-- START --

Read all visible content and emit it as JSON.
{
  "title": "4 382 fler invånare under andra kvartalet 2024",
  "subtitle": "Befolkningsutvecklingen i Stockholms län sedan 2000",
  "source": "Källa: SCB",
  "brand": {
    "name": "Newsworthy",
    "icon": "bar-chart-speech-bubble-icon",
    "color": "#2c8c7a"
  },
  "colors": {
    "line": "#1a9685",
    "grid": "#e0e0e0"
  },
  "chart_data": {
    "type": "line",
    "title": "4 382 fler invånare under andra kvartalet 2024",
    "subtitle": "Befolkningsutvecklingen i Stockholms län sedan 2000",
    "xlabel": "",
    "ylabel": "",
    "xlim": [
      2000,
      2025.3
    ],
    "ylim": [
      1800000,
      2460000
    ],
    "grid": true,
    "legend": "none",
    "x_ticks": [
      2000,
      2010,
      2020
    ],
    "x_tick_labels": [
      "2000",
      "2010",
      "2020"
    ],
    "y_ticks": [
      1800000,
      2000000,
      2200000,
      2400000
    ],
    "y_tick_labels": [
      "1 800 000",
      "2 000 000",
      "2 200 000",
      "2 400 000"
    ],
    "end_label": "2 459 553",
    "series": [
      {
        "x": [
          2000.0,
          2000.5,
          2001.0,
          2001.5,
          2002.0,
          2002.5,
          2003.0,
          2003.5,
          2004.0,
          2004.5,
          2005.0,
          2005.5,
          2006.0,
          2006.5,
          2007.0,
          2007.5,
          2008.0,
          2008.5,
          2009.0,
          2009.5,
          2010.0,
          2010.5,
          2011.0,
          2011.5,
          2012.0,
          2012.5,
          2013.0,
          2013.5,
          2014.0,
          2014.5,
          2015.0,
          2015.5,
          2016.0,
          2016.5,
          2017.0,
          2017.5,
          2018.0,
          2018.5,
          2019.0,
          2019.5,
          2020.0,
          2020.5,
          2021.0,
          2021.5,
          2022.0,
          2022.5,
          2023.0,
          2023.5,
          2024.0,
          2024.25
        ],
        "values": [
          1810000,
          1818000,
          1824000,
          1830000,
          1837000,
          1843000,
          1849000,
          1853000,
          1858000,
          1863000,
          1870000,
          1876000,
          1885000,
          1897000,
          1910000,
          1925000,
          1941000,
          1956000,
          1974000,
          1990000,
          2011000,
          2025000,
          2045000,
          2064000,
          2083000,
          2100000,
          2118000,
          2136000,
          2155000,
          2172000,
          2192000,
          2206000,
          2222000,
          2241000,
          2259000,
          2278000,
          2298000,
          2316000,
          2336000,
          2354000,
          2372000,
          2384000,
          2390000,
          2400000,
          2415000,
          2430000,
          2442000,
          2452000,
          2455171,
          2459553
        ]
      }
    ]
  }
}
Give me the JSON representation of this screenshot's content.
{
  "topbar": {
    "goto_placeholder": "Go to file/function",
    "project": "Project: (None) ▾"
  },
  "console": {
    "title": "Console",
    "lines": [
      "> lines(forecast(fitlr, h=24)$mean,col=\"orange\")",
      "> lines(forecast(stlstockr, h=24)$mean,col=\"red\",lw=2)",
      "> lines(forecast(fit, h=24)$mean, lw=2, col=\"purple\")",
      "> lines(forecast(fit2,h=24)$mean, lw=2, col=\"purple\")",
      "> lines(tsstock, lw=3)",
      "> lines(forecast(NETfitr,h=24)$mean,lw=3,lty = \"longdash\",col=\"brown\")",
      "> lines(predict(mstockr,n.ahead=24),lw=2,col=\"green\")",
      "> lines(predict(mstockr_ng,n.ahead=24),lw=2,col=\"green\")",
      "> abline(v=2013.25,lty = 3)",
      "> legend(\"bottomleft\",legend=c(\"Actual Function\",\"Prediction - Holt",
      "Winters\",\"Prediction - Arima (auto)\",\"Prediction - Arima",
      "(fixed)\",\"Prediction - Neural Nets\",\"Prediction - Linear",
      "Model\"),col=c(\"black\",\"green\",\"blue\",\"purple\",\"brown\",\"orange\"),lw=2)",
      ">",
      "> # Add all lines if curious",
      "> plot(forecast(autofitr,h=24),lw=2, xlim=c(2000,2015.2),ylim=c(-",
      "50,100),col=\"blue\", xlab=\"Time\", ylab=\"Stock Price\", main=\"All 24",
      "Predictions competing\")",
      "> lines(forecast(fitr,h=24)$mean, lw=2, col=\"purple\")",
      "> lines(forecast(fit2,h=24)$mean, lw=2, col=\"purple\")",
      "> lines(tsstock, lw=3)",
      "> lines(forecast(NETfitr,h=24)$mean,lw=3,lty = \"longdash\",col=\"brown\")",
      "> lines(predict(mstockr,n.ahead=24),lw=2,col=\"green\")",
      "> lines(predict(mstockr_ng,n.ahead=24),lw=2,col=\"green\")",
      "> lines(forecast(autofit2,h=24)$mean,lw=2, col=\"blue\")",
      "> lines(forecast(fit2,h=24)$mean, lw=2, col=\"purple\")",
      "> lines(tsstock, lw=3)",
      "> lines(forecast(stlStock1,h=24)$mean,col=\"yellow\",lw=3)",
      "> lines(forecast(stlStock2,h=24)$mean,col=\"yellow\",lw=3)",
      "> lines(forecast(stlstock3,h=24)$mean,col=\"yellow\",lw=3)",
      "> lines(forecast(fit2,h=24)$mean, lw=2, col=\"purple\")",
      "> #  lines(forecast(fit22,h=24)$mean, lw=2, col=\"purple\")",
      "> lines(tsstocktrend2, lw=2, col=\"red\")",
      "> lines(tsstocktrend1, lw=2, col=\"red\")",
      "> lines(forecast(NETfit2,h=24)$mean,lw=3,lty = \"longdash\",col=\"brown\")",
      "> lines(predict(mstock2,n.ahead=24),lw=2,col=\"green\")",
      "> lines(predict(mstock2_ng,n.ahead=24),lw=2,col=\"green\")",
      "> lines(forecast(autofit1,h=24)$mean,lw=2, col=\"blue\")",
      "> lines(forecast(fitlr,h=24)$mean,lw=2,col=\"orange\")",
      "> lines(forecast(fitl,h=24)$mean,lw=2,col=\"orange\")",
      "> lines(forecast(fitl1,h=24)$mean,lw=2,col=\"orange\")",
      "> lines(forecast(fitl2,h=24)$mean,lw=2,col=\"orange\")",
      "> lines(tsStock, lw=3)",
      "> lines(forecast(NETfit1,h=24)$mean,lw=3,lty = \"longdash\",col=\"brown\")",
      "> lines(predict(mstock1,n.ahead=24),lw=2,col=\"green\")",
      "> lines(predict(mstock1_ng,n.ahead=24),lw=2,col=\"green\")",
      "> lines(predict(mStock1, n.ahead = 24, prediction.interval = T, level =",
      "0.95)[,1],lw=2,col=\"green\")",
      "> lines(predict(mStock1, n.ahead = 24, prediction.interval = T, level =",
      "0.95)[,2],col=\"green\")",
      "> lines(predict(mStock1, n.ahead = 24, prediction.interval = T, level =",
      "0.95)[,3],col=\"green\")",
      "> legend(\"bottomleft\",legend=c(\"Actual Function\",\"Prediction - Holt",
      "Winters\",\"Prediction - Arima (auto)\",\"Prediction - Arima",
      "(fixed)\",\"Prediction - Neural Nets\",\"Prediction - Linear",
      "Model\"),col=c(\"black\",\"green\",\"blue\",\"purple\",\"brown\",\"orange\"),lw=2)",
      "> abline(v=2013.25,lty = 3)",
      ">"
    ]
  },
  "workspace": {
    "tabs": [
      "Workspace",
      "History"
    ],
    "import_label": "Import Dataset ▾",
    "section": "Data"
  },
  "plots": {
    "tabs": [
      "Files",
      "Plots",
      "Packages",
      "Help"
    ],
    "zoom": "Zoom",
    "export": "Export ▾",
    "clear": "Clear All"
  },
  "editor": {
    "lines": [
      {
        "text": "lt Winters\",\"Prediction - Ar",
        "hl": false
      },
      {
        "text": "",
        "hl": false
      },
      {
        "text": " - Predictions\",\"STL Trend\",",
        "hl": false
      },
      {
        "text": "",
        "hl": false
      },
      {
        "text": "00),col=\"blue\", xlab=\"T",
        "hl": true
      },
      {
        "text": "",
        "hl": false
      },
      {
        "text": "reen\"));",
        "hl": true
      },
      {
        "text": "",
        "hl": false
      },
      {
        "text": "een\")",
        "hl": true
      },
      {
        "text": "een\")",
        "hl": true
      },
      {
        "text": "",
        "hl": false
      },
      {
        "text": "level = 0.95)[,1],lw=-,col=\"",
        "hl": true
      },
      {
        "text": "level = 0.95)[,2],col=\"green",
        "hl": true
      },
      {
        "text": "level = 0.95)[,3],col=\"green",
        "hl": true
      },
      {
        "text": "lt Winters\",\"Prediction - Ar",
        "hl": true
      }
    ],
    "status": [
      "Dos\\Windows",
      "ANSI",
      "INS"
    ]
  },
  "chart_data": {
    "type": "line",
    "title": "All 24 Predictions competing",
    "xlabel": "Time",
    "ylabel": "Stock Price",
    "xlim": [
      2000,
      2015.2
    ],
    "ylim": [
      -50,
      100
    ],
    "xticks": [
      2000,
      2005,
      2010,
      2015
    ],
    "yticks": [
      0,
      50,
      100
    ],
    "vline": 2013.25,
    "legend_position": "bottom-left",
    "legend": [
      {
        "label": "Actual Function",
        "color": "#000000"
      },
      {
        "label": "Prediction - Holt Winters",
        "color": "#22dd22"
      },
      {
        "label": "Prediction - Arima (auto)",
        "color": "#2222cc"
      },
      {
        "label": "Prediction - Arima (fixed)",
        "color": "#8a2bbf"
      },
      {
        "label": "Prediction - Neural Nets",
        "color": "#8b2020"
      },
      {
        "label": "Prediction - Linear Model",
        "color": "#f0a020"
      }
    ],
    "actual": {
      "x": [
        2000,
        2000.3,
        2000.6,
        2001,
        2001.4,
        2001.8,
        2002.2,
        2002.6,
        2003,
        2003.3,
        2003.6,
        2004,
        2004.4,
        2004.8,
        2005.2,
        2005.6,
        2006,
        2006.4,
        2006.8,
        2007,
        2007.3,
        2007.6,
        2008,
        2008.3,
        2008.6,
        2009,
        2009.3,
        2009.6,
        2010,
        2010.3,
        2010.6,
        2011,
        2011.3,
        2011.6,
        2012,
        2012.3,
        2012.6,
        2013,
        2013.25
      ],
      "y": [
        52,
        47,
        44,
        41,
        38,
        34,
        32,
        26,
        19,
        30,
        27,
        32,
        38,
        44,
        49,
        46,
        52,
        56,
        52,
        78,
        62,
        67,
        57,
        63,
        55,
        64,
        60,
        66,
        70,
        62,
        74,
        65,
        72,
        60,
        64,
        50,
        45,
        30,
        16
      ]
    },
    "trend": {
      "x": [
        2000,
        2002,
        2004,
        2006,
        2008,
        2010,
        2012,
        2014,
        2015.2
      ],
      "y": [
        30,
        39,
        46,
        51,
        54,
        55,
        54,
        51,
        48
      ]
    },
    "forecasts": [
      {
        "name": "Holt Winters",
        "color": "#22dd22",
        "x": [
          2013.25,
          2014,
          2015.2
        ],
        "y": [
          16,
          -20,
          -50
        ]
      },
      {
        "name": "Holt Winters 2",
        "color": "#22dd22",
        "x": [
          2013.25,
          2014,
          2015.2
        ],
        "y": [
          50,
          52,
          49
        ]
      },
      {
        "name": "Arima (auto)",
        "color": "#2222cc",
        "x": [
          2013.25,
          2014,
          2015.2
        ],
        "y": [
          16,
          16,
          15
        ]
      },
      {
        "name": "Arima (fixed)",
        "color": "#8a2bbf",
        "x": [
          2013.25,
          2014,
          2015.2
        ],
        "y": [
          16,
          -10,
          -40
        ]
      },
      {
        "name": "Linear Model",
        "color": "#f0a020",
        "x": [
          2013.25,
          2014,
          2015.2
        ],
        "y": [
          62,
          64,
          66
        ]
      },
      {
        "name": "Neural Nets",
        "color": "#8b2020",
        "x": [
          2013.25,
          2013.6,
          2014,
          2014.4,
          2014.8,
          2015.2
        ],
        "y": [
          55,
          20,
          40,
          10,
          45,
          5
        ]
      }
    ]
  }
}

-- END --

In the listing, find each line with the string "Time" and copy it.

• [Response to the task]:
      "50,100),col=\"blue\", xlab=\"Time\", ylab=\"Stock Price\", main=\"All 24",
    "xlabel": "Time",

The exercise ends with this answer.